Work to complete:
Output the entries below exactly as written, omitting pictures.
----- Information provided -----
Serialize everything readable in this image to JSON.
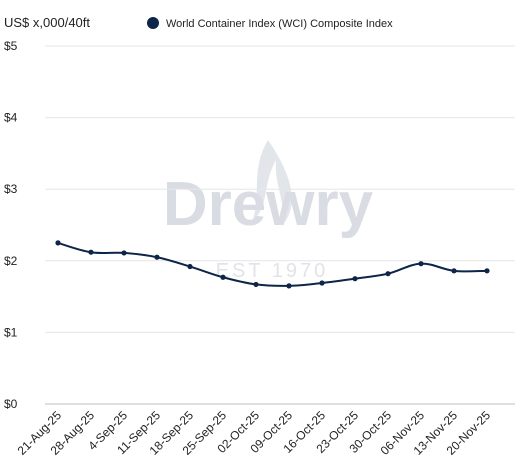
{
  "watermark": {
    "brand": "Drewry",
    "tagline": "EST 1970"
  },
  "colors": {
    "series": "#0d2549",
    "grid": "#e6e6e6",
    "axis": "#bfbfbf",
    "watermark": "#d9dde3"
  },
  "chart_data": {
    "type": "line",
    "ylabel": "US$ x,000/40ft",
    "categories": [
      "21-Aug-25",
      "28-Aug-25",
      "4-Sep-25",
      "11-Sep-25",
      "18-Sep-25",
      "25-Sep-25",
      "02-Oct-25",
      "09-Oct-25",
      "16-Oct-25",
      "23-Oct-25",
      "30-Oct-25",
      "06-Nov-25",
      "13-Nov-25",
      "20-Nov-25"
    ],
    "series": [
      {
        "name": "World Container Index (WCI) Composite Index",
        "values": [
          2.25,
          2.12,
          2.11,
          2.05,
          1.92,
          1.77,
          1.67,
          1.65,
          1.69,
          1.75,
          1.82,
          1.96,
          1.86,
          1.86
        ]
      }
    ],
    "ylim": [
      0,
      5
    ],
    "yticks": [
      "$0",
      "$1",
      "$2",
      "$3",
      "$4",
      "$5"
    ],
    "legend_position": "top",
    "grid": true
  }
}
-----
Solved problem:
Serialize everything readable in this image to JSON.
{
  "watermark": {
    "brand": "Drewry",
    "tagline": "EST 1970"
  },
  "colors": {
    "series": "#0d2549",
    "grid": "#e6e6e6",
    "axis": "#bfbfbf",
    "watermark": "#d9dde3"
  },
  "chart_data": {
    "type": "line",
    "ylabel": "US$ x,000/40ft",
    "categories": [
      "21-Aug-25",
      "28-Aug-25",
      "4-Sep-25",
      "11-Sep-25",
      "18-Sep-25",
      "25-Sep-25",
      "02-Oct-25",
      "09-Oct-25",
      "16-Oct-25",
      "23-Oct-25",
      "30-Oct-25",
      "06-Nov-25",
      "13-Nov-25",
      "20-Nov-25"
    ],
    "series": [
      {
        "name": "World Container Index (WCI) Composite Index",
        "values": [
          2.25,
          2.12,
          2.11,
          2.05,
          1.92,
          1.77,
          1.67,
          1.65,
          1.69,
          1.75,
          1.82,
          1.96,
          1.86,
          1.86
        ]
      }
    ],
    "ylim": [
      0,
      5
    ],
    "yticks": [
      "$0",
      "$1",
      "$2",
      "$3",
      "$4",
      "$5"
    ],
    "legend_position": "top",
    "grid": true
  }
}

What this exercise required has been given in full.